• What is required
Extract every line from the records below that contains the word "Month".

• Entries supplied

════════════════

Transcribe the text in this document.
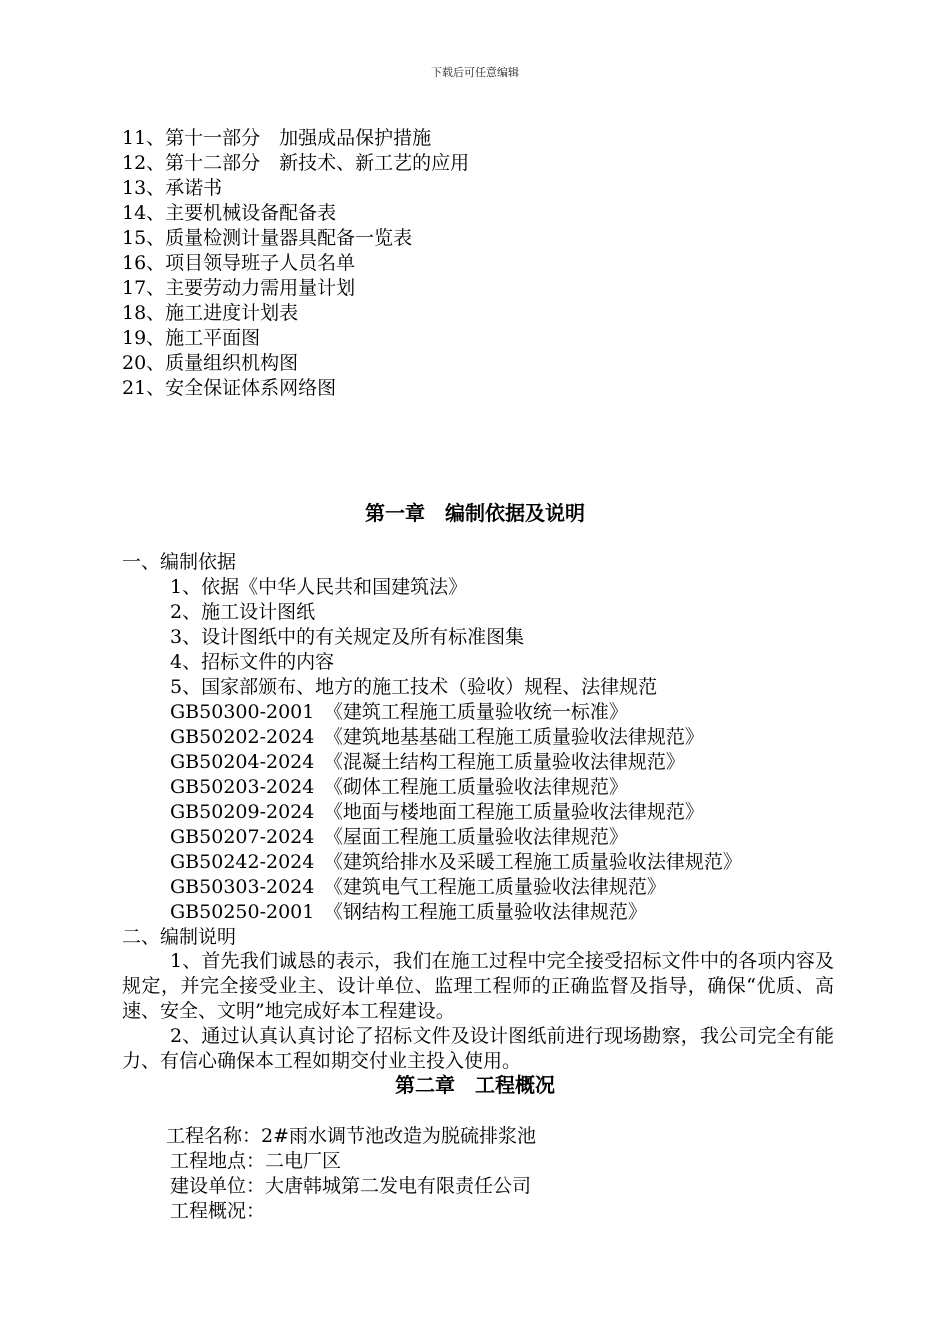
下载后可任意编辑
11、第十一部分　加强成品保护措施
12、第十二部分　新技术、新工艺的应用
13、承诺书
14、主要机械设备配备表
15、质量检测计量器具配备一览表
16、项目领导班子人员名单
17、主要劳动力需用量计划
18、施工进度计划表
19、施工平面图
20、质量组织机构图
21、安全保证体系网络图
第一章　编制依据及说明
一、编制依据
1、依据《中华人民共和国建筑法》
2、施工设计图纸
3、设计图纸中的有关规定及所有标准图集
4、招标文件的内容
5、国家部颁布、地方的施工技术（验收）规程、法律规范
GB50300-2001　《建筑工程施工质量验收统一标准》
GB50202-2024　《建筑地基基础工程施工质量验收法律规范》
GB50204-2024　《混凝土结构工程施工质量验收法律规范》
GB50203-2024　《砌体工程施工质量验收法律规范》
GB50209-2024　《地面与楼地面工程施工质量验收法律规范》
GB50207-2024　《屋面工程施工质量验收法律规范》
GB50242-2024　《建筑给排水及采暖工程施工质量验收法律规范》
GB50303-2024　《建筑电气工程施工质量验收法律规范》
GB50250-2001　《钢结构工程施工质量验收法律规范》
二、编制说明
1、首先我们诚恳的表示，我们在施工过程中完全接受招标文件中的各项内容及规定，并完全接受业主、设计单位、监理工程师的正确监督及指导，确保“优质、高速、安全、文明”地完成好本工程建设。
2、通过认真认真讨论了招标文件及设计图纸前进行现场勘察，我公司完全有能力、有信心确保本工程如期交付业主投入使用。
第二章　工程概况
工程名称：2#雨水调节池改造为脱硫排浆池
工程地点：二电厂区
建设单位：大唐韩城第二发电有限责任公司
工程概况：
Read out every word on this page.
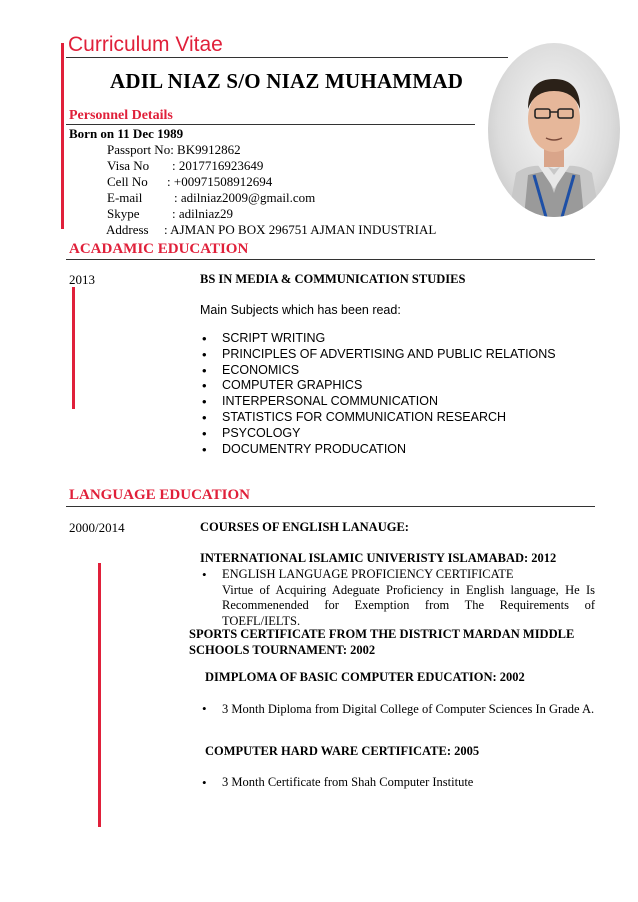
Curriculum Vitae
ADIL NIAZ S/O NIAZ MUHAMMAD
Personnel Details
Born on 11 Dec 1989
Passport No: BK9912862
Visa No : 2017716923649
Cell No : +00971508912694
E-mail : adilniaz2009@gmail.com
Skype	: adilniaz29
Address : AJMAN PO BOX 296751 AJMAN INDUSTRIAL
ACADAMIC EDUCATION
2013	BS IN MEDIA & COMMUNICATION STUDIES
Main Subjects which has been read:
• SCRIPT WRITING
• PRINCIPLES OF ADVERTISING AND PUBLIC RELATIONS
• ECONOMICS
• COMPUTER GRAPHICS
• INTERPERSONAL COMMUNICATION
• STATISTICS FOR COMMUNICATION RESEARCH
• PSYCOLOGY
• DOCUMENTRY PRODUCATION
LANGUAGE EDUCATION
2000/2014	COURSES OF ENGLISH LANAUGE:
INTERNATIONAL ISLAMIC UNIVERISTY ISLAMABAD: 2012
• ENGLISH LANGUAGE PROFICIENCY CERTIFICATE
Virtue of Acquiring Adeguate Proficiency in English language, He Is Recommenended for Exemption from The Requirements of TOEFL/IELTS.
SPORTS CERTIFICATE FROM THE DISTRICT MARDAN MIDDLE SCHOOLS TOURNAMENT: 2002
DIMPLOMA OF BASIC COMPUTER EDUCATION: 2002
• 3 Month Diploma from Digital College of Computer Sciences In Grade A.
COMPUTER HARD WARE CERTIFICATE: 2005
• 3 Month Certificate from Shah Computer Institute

════════════════

• Task output
• 3 Month Diploma from Digital College of Computer Sciences In Grade A.
• 3 Month Certificate from Shah Computer Institute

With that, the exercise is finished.